JOB
Each line that holds the string "image" counts once; say how many such lines there are and add nothing.

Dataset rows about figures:
- - -

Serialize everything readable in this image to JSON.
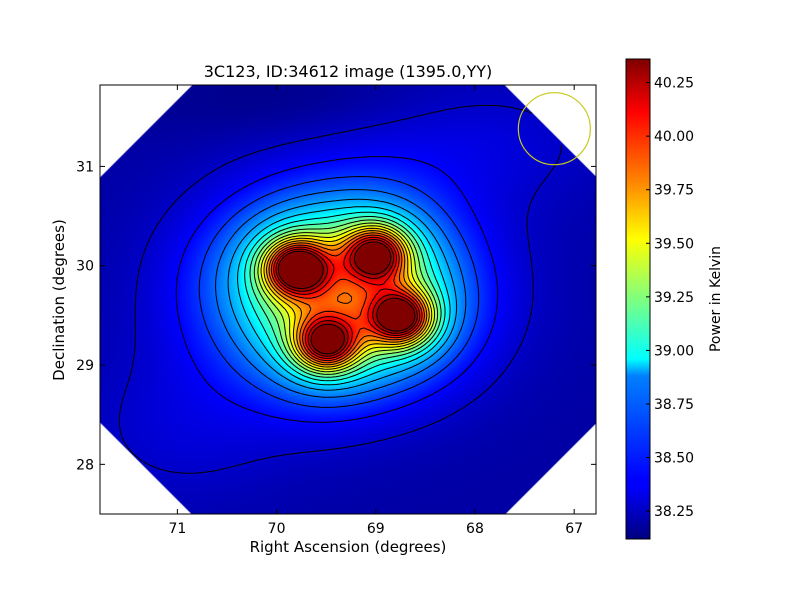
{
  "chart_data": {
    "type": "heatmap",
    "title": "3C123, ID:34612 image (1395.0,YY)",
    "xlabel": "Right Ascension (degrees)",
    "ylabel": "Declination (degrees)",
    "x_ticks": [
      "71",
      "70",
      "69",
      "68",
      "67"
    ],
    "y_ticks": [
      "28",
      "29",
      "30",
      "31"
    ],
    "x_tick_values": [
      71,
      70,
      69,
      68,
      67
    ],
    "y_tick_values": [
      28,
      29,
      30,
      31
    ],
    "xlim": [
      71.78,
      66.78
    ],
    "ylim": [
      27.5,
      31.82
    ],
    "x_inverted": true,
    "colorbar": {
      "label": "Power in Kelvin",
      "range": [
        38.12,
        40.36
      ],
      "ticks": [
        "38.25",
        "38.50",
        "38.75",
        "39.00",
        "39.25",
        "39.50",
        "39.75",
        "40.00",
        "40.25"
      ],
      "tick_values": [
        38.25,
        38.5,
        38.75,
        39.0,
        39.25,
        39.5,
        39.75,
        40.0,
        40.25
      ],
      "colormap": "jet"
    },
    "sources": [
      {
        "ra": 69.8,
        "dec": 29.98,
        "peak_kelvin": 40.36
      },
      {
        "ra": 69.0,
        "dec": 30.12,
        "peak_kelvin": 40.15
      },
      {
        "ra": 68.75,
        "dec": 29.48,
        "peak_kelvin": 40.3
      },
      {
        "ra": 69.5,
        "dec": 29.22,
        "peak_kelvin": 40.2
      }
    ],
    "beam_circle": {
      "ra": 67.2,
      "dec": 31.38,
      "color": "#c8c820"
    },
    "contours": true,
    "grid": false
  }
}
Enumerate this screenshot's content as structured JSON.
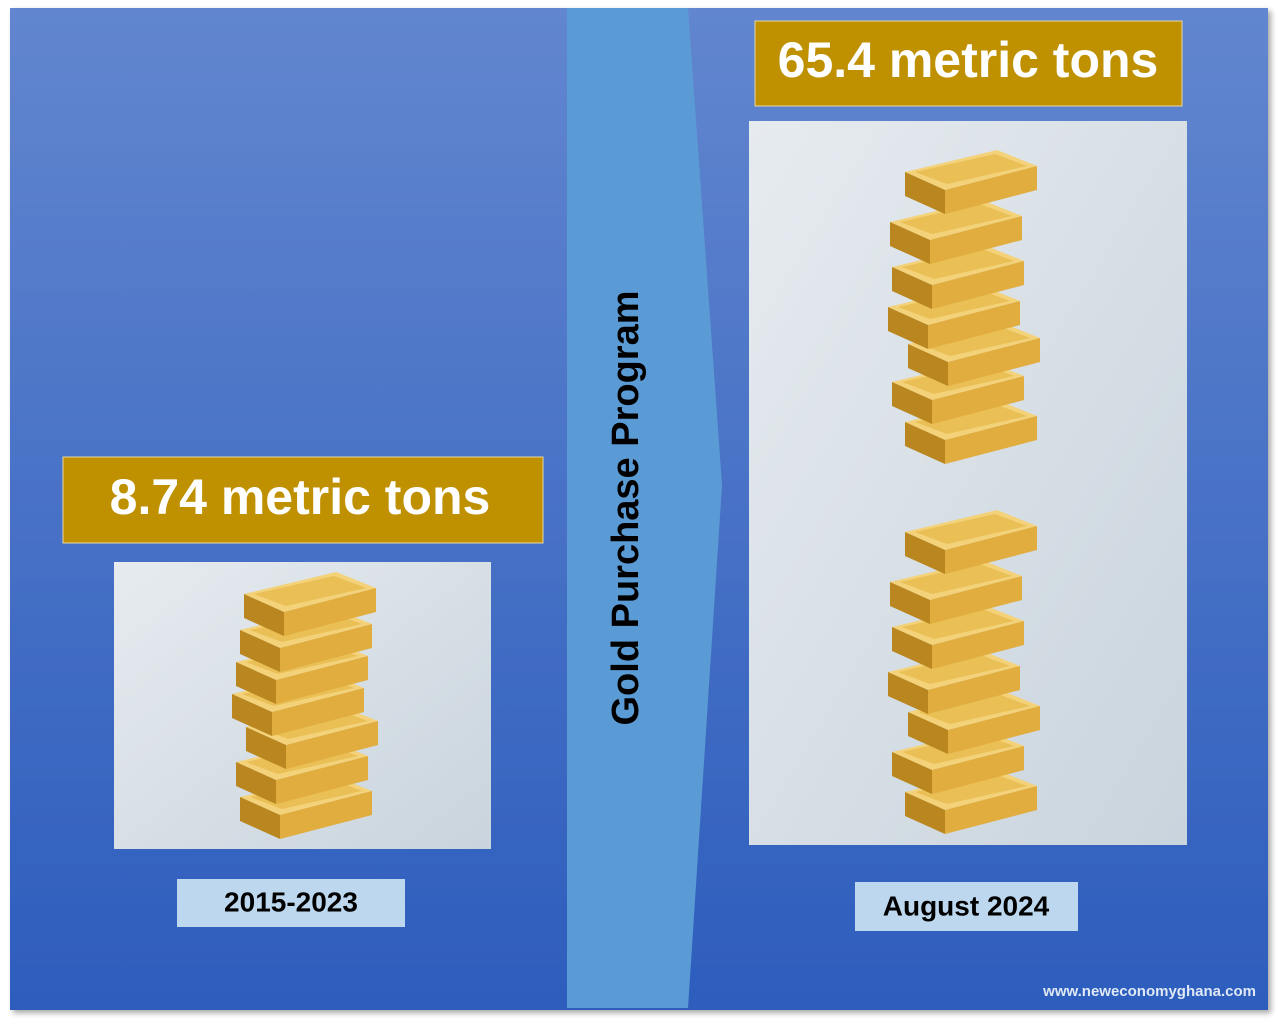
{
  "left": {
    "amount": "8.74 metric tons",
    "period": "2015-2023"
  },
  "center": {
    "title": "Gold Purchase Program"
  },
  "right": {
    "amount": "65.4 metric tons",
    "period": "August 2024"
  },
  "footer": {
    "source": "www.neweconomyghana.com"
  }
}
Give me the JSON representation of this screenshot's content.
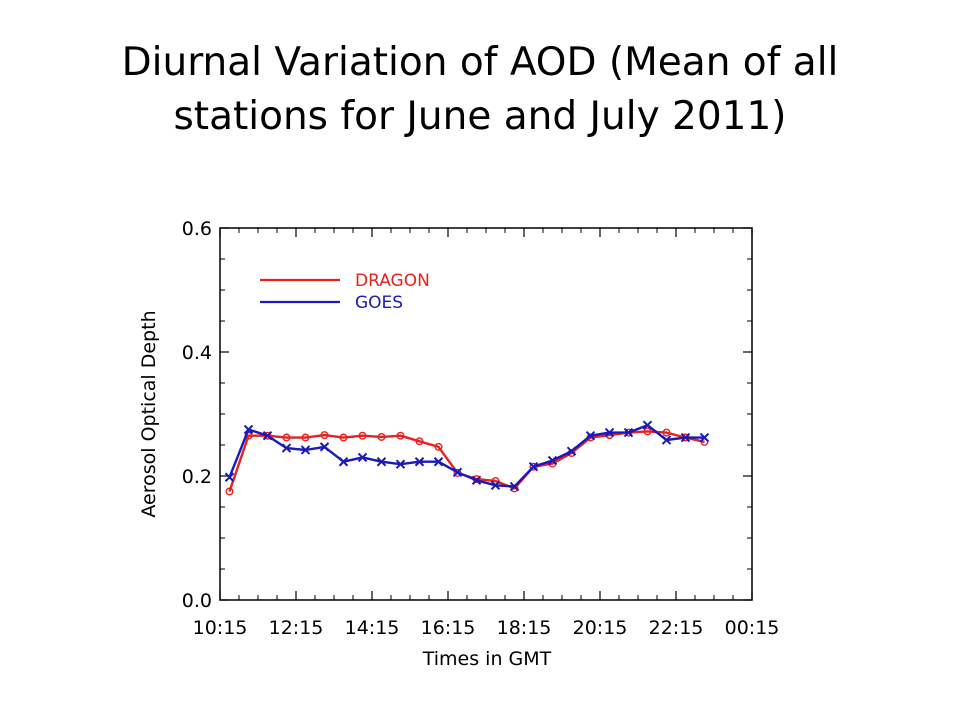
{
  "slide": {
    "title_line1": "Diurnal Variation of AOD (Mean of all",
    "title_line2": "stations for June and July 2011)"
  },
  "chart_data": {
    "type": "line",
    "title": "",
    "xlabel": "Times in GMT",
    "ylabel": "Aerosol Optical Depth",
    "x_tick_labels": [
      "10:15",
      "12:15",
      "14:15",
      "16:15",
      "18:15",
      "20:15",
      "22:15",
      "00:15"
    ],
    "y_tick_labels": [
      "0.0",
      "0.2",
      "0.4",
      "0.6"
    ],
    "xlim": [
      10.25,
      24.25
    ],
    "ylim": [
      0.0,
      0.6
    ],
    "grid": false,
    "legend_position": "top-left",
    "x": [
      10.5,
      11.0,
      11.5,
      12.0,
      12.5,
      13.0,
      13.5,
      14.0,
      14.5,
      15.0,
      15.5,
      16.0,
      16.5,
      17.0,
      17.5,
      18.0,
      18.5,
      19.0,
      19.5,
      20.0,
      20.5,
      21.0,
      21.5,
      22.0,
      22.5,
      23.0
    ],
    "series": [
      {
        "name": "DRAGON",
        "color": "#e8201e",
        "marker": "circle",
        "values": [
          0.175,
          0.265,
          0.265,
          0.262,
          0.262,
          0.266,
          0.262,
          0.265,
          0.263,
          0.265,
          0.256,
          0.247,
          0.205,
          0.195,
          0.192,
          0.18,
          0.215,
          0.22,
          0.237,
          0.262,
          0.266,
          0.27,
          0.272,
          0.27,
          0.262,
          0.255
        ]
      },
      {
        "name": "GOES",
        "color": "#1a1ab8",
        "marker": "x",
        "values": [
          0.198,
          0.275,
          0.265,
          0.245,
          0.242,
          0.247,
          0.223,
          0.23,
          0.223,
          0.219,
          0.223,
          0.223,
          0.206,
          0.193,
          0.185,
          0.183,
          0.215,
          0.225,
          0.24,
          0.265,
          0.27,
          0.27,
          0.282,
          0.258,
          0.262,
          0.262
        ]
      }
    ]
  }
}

- - -

ANSWER TO THE TASK
2